Write out exactly, with no other output, the lines below from the one that contains "Decode this image" through the end.

══ Material for the task ══

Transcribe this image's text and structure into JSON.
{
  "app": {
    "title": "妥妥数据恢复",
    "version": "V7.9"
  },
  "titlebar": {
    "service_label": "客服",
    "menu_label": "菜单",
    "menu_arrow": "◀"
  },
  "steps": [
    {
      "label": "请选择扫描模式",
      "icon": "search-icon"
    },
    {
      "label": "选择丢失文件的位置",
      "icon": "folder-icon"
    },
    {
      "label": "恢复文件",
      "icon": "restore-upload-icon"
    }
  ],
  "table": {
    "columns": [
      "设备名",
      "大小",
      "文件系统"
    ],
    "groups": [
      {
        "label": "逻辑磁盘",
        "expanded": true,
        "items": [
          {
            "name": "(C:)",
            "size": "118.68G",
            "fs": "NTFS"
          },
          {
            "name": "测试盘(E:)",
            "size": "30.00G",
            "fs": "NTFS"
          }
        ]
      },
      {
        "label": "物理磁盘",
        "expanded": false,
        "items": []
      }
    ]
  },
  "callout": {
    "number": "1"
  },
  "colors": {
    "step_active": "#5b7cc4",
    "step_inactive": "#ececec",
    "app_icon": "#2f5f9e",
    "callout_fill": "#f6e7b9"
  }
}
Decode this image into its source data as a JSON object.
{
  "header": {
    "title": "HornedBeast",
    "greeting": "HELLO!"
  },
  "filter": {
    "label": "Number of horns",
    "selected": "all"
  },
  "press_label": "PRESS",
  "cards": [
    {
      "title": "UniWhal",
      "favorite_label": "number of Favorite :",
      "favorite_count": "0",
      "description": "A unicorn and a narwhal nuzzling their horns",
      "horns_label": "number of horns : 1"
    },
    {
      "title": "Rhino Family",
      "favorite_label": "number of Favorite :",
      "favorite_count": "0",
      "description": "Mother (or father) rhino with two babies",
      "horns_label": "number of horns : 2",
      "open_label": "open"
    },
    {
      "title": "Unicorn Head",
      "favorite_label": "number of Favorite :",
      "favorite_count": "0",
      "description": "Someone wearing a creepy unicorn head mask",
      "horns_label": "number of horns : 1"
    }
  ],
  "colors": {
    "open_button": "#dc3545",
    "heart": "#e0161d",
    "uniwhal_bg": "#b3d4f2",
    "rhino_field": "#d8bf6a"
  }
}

═══

> [Response to the exercise]
Decode this image into its source data as a JSON object.
{
  "header": {
    "title": "HornedBeast",
    "greeting": "HELLO!"
  },
  "filter": {
    "label": "Number of horns",
    "selected": "all"
  },
  "press_label": "PRESS",
  "cards": [
    {
      "title": "UniWhal",
      "favorite_label": "number of Favorite :",
      "favorite_count": "0",
      "description": "A unicorn and a narwhal nuzzling their horns",
      "horns_label": "number of horns : 1"
    },
    {
      "title": "Rhino Family",
      "favorite_label": "number of Favorite :",
      "favorite_count": "0",
      "description": "Mother (or father) rhino with two babies",
      "horns_label": "number of horns : 2",
      "open_label": "open"
    },
    {
      "title": "Unicorn Head",
      "favorite_label": "number of Favorite :",
      "favorite_count": "0",
      "description": "Someone wearing a creepy unicorn head mask",
      "horns_label": "number of horns : 1"
    }
  ],
  "colors": {
    "open_button": "#dc3545",
    "heart": "#e0161d",
    "uniwhal_bg": "#b3d4f2",
    "rhino_field": "#d8bf6a"
  }
}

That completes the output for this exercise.